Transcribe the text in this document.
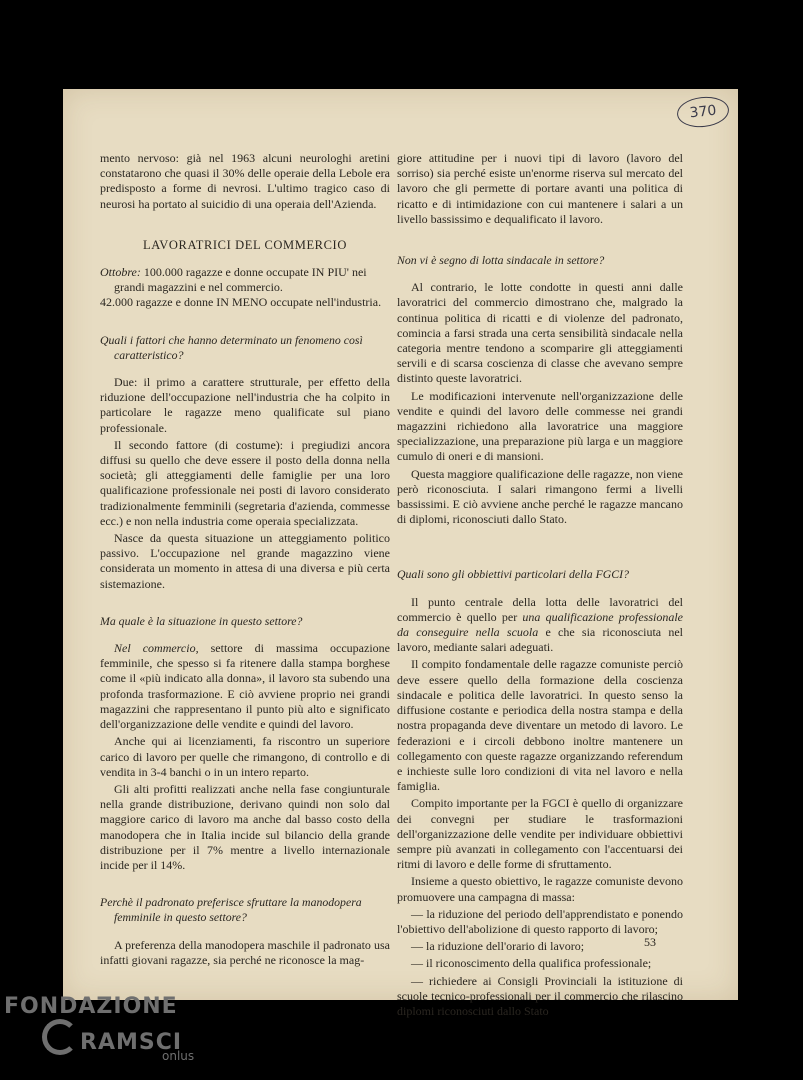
370

mento nervoso: già nel 1963 alcuni neurologhi aretini constatarono che quasi il 30% delle operaie della Lebole era predisposto a forme di nevrosi. L'ultimo tragico caso di neurosi ha portato al suicidio di una operaia dell'Azienda.

LAVORATRICI DEL COMMERCIO
Ottobre: 100.000 ragazze e donne occupate IN PIU' nei
grandi magazzini e nel commercio.
42.000 ragazze e donne IN MENO occupate nell'industria.
Quali i fattori che hanno determinato un fenomeno così
caratteristico?

Due: il primo a carattere strutturale, per effetto della riduzione dell'occupazione nell'industria che ha colpito in particolare le ragazze meno qualificate sul piano professionale.

Il secondo fattore (di costume): i pregiudizi ancora diffusi su quello che deve essere il posto della donna nella società; gli atteggiamenti delle famiglie per una loro qualificazione professionale nei posti di lavoro considerato tradizionalmente femminili (segretaria d'azienda, commesse ecc.) e non nella industria come operaia specializzata.

Nasce da questa situazione un atteggiamento politico passivo. L'occupazione nel grande magazzino viene considerata un momento in attesa di una diversa e più certa sistemazione.

Ma quale è la situazione in questo settore?

Nel commercio, settore di massima occupazione femminile, che spesso si fa ritenere dalla stampa borghese come il «più indicato alla donna», il lavoro sta subendo una profonda trasformazione. E ciò avviene proprio nei grandi magazzini che rappresentano il punto più alto e significato dell'organizzazione delle vendite e quindi del lavoro.

Anche qui ai licenziamenti, fa riscontro un superiore carico di lavoro per quelle che rimangono, di controllo e di vendita in 3-4 banchi o in un intero reparto.

Gli alti profitti realizzati anche nella fase congiunturale nella grande distribuzione, derivano quindi non solo dal maggiore carico di lavoro ma anche dal basso costo della manodopera che in Italia incide sul bilancio della grande distribuzione per il 7% mentre a livello internazionale incide per il 14%.

Perchè il padronato preferisce sfruttare la manodopera
femminile in questo settore?

A preferenza della manodopera maschile il padronato usa infatti giovani ragazze, sia perché ne riconosce la mag-

giore attitudine per i nuovi tipi di lavoro (lavoro del sorriso) sia perché esiste un'enorme riserva sul mercato del lavoro che gli permette di portare avanti una politica di ricatto e di intimidazione con cui mantenere i salari a un livello bassissimo e dequalificato il lavoro.

Non vi è segno di lotta sindacale in settore?

Al contrario, le lotte condotte in questi anni dalle lavoratrici del commercio dimostrano che, malgrado la continua politica di ricatti e di violenze del padronato, comincia a farsi strada una certa sensibilità sindacale nella categoria mentre tendono a scomparire gli atteggiamenti servili e di scarsa coscienza di classe che avevano sempre distinto queste lavoratrici.

Le modificazioni intervenute nell'organizzazione delle vendite e quindi del lavoro delle commesse nei grandi magazzini richiedono alla lavoratrice una maggiore specializzazione, una preparazione più larga e un maggiore cumulo di oneri e di mansioni.

Questa maggiore qualificazione delle ragazze, non viene però riconosciuta. I salari rimangono fermi a livelli bassissimi. E ciò avviene anche perché le ragazze mancano di diplomi, riconosciuti dallo Stato.

Quali sono gli obbiettivi particolari della FGCI?

Il punto centrale della lotta delle lavoratrici del commercio è quello per una qualificazione professionale da conseguire nella scuola e che sia riconosciuta nel lavoro, mediante salari adeguati.

Il compito fondamentale delle ragazze comuniste perciò deve essere quello della formazione della coscienza sindacale e politica delle lavoratrici. In questo senso la diffusione costante e periodica della nostra stampa e della nostra propaganda deve diventare un metodo di lavoro. Le federazioni e i circoli debbono inoltre mantenere un collegamento con queste ragazze organizzando referendum e inchieste sulle loro condizioni di vita nel lavoro e nella famiglia.

Compito importante per la FGCI è quello di organizzare dei convegni per studiare le trasformazioni dell'organizzazione delle vendite per individuare obbiettivi sempre più avanzati in collegamento con l'accentuarsi dei ritmi di lavoro e delle forme di sfruttamento.

Insieme a questo obiettivo, le ragazze comuniste devono promuovere una campagna di massa:

— la riduzione del periodo dell'apprendistato e ponendo l'obiettivo dell'abolizione di questo rapporto di lavoro;

— la riduzione dell'orario di lavoro;

— il riconoscimento della qualifica professionale;

— richiedere ai Consigli Provinciali la istituzione di scuole tecnico-professionali per il commercio che rilascino diplomi riconosciuti dallo Stato

53
FONDAZIONE
RAMSCI
onlus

=-=-=

**Job:** Write out the listing above exactly as it stands, pictures excluded.

**Final answer:**
Transcribe the text in this document.
370

mento nervoso: già nel 1963 alcuni neurologhi aretini constatarono che quasi il 30% delle operaie della Lebole era predisposto a forme di nevrosi. L'ultimo tragico caso di neurosi ha portato al suicidio di una operaia dell'Azienda.

LAVORATRICI DEL COMMERCIO
Ottobre: 100.000 ragazze e donne occupate IN PIU' nei
grandi magazzini e nel commercio.
42.000 ragazze e donne IN MENO occupate nell'industria.
Quali i fattori che hanno determinato un fenomeno così
caratteristico?

Due: il primo a carattere strutturale, per effetto della riduzione dell'occupazione nell'industria che ha colpito in particolare le ragazze meno qualificate sul piano professionale.

Il secondo fattore (di costume): i pregiudizi ancora diffusi su quello che deve essere il posto della donna nella società; gli atteggiamenti delle famiglie per una loro qualificazione professionale nei posti di lavoro considerato tradizionalmente femminili (segretaria d'azienda, commesse ecc.) e non nella industria come operaia specializzata.

Nasce da questa situazione un atteggiamento politico passivo. L'occupazione nel grande magazzino viene considerata un momento in attesa di una diversa e più certa sistemazione.

Ma quale è la situazione in questo settore?

Nel commercio, settore di massima occupazione femminile, che spesso si fa ritenere dalla stampa borghese come il «più indicato alla donna», il lavoro sta subendo una profonda trasformazione. E ciò avviene proprio nei grandi magazzini che rappresentano il punto più alto e significato dell'organizzazione delle vendite e quindi del lavoro.

Anche qui ai licenziamenti, fa riscontro un superiore carico di lavoro per quelle che rimangono, di controllo e di vendita in 3-4 banchi o in un intero reparto.

Gli alti profitti realizzati anche nella fase congiunturale nella grande distribuzione, derivano quindi non solo dal maggiore carico di lavoro ma anche dal basso costo della manodopera che in Italia incide sul bilancio della grande distribuzione per il 7% mentre a livello internazionale incide per il 14%.

Perchè il padronato preferisce sfruttare la manodopera
femminile in questo settore?

A preferenza della manodopera maschile il padronato usa infatti giovani ragazze, sia perché ne riconosce la mag-

giore attitudine per i nuovi tipi di lavoro (lavoro del sorriso) sia perché esiste un'enorme riserva sul mercato del lavoro che gli permette di portare avanti una politica di ricatto e di intimidazione con cui mantenere i salari a un livello bassissimo e dequalificato il lavoro.

Non vi è segno di lotta sindacale in settore?

Al contrario, le lotte condotte in questi anni dalle lavoratrici del commercio dimostrano che, malgrado la continua politica di ricatti e di violenze del padronato, comincia a farsi strada una certa sensibilità sindacale nella categoria mentre tendono a scomparire gli atteggiamenti servili e di scarsa coscienza di classe che avevano sempre distinto queste lavoratrici.

Le modificazioni intervenute nell'organizzazione delle vendite e quindi del lavoro delle commesse nei grandi magazzini richiedono alla lavoratrice una maggiore specializzazione, una preparazione più larga e un maggiore cumulo di oneri e di mansioni.

Questa maggiore qualificazione delle ragazze, non viene però riconosciuta. I salari rimangono fermi a livelli bassissimi. E ciò avviene anche perché le ragazze mancano di diplomi, riconosciuti dallo Stato.

Quali sono gli obbiettivi particolari della FGCI?

Il punto centrale della lotta delle lavoratrici del commercio è quello per una qualificazione professionale da conseguire nella scuola e che sia riconosciuta nel lavoro, mediante salari adeguati.

Il compito fondamentale delle ragazze comuniste perciò deve essere quello della formazione della coscienza sindacale e politica delle lavoratrici. In questo senso la diffusione costante e periodica della nostra stampa e della nostra propaganda deve diventare un metodo di lavoro. Le federazioni e i circoli debbono inoltre mantenere un collegamento con queste ragazze organizzando referendum e inchieste sulle loro condizioni di vita nel lavoro e nella famiglia.

Compito importante per la FGCI è quello di organizzare dei convegni per studiare le trasformazioni dell'organizzazione delle vendite per individuare obbiettivi sempre più avanzati in collegamento con l'accentuarsi dei ritmi di lavoro e delle forme di sfruttamento.

Insieme a questo obiettivo, le ragazze comuniste devono promuovere una campagna di massa:

— la riduzione del periodo dell'apprendistato e ponendo l'obiettivo dell'abolizione di questo rapporto di lavoro;

— la riduzione dell'orario di lavoro;

— il riconoscimento della qualifica professionale;

— richiedere ai Consigli Provinciali la istituzione di scuole tecnico-professionali per il commercio che rilascino diplomi riconosciuti dallo Stato

53
FONDAZIONE
RAMSCI
onlus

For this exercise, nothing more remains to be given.